REQUIREMENTS: Write out each line of the material again, word for word.

----------

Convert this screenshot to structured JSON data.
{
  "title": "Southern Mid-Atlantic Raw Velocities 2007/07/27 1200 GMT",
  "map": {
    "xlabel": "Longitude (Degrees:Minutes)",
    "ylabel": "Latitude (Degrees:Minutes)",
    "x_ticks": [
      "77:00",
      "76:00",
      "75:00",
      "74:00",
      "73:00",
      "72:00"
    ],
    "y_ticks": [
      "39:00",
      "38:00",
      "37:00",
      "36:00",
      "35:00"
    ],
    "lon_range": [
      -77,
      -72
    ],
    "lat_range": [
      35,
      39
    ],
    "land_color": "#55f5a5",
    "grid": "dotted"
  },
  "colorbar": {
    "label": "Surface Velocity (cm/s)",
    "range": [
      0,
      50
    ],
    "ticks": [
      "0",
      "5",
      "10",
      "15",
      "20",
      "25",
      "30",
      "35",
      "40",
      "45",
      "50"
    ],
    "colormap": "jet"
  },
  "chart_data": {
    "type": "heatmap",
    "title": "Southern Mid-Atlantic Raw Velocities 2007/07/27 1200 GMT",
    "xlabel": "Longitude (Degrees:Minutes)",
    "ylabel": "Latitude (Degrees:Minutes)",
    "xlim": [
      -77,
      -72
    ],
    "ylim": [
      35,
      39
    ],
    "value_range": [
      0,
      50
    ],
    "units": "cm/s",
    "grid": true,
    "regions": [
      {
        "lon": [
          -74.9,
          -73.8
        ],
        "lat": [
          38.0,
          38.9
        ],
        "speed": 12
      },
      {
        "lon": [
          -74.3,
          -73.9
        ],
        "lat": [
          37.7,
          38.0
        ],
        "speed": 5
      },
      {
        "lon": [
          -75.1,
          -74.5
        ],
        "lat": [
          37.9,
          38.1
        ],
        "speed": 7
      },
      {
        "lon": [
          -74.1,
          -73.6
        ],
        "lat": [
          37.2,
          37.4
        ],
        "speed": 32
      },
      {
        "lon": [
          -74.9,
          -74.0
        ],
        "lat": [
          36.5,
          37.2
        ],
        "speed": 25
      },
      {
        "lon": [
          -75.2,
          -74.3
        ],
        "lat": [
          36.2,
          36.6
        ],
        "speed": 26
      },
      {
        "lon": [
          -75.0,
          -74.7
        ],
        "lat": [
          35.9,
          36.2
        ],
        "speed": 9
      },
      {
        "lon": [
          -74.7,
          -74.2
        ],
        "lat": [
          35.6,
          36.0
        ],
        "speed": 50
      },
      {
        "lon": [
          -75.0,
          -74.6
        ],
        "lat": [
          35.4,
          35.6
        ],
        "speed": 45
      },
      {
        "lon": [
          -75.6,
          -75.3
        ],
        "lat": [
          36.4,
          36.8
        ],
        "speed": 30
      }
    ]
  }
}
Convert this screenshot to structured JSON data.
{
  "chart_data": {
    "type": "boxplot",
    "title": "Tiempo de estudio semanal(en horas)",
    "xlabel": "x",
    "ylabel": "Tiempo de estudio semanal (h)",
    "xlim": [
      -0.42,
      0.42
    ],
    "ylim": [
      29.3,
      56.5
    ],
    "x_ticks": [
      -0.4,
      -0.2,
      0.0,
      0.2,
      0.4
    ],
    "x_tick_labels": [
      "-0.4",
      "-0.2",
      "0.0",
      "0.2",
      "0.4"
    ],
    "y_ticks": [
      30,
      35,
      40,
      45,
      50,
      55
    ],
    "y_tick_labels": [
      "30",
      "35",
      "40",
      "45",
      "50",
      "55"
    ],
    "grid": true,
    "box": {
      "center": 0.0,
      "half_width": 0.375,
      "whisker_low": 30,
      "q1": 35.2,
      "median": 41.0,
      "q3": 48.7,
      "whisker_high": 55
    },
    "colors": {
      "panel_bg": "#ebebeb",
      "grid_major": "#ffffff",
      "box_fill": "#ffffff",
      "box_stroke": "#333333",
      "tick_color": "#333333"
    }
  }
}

----------

OUTPUT FOR THIS TASK:
Convert this screenshot to structured JSON data.
{
  "title": "Southern Mid-Atlantic Raw Velocities 2007/07/27 1200 GMT",
  "map": {
    "xlabel": "Longitude (Degrees:Minutes)",
    "ylabel": "Latitude (Degrees:Minutes)",
    "x_ticks": [
      "77:00",
      "76:00",
      "75:00",
      "74:00",
      "73:00",
      "72:00"
    ],
    "y_ticks": [
      "39:00",
      "38:00",
      "37:00",
      "36:00",
      "35:00"
    ],
    "lon_range": [
      -77,
      -72
    ],
    "lat_range": [
      35,
      39
    ],
    "land_color": "#55f5a5",
    "grid": "dotted"
  },
  "colorbar": {
    "label": "Surface Velocity (cm/s)",
    "range": [
      0,
      50
    ],
    "ticks": [
      "0",
      "5",
      "10",
      "15",
      "20",
      "25",
      "30",
      "35",
      "40",
      "45",
      "50"
    ],
    "colormap": "jet"
  },
  "chart_data": {
    "type": "heatmap",
    "title": "Southern Mid-Atlantic Raw Velocities 2007/07/27 1200 GMT",
    "xlabel": "Longitude (Degrees:Minutes)",
    "ylabel": "Latitude (Degrees:Minutes)",
    "xlim": [
      -77,
      -72
    ],
    "ylim": [
      35,
      39
    ],
    "value_range": [
      0,
      50
    ],
    "units": "cm/s",
    "grid": true,
    "regions": [
      {
        "lon": [
          -74.9,
          -73.8
        ],
        "lat": [
          38.0,
          38.9
        ],
        "speed": 12
      },
      {
        "lon": [
          -74.3,
          -73.9
        ],
        "lat": [
          37.7,
          38.0
        ],
        "speed": 5
      },
      {
        "lon": [
          -75.1,
          -74.5
        ],
        "lat": [
          37.9,
          38.1
        ],
        "speed": 7
      },
      {
        "lon": [
          -74.1,
          -73.6
        ],
        "lat": [
          37.2,
          37.4
        ],
        "speed": 32
      },
      {
        "lon": [
          -74.9,
          -74.0
        ],
        "lat": [
          36.5,
          37.2
        ],
        "speed": 25
      },
      {
        "lon": [
          -75.2,
          -74.3
        ],
        "lat": [
          36.2,
          36.6
        ],
        "speed": 26
      },
      {
        "lon": [
          -75.0,
          -74.7
        ],
        "lat": [
          35.9,
          36.2
        ],
        "speed": 9
      },
      {
        "lon": [
          -74.7,
          -74.2
        ],
        "lat": [
          35.6,
          36.0
        ],
        "speed": 50
      },
      {
        "lon": [
          -75.0,
          -74.6
        ],
        "lat": [
          35.4,
          35.6
        ],
        "speed": 45
      },
      {
        "lon": [
          -75.6,
          -75.3
        ],
        "lat": [
          36.4,
          36.8
        ],
        "speed": 30
      }
    ]
  }
}
Convert this screenshot to structured JSON data.
{
  "chart_data": {
    "type": "boxplot",
    "title": "Tiempo de estudio semanal(en horas)",
    "xlabel": "x",
    "ylabel": "Tiempo de estudio semanal (h)",
    "xlim": [
      -0.42,
      0.42
    ],
    "ylim": [
      29.3,
      56.5
    ],
    "x_ticks": [
      -0.4,
      -0.2,
      0.0,
      0.2,
      0.4
    ],
    "x_tick_labels": [
      "-0.4",
      "-0.2",
      "0.0",
      "0.2",
      "0.4"
    ],
    "y_ticks": [
      30,
      35,
      40,
      45,
      50,
      55
    ],
    "y_tick_labels": [
      "30",
      "35",
      "40",
      "45",
      "50",
      "55"
    ],
    "grid": true,
    "box": {
      "center": 0.0,
      "half_width": 0.375,
      "whisker_low": 30,
      "q1": 35.2,
      "median": 41.0,
      "q3": 48.7,
      "whisker_high": 55
    },
    "colors": {
      "panel_bg": "#ebebeb",
      "grid_major": "#ffffff",
      "box_fill": "#ffffff",
      "box_stroke": "#333333",
      "tick_color": "#333333"
    }
  }
}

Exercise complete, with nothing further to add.